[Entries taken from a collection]
+ + + + + + +

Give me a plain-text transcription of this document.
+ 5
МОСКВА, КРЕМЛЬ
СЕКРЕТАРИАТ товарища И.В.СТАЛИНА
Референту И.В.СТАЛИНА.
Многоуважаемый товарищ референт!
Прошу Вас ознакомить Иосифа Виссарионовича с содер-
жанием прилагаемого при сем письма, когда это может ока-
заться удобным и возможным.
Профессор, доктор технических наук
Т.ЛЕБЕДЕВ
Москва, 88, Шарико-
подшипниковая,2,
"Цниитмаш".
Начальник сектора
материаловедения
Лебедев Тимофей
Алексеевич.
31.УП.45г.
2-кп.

+ + + + + + +

CHALLENGE: Reproduce the material exactly, with every line intact.

ANSWER BELOW:
Give me a plain-text transcription of this document.
+ 5
МОСКВА, КРЕМЛЬ
СЕКРЕТАРИАТ товарища И.В.СТАЛИНА
Референту И.В.СТАЛИНА.
Многоуважаемый товарищ референт!
Прошу Вас ознакомить Иосифа Виссарионовича с содер-
жанием прилагаемого при сем письма, когда это может ока-
заться удобным и возможным.
Профессор, доктор технических наук
Т.ЛЕБЕДЕВ
Москва, 88, Шарико-
подшипниковая,2,
"Цниитмаш".
Начальник сектора
материаловедения
Лебедев Тимофей
Алексеевич.
31.УП.45г.
2-кп.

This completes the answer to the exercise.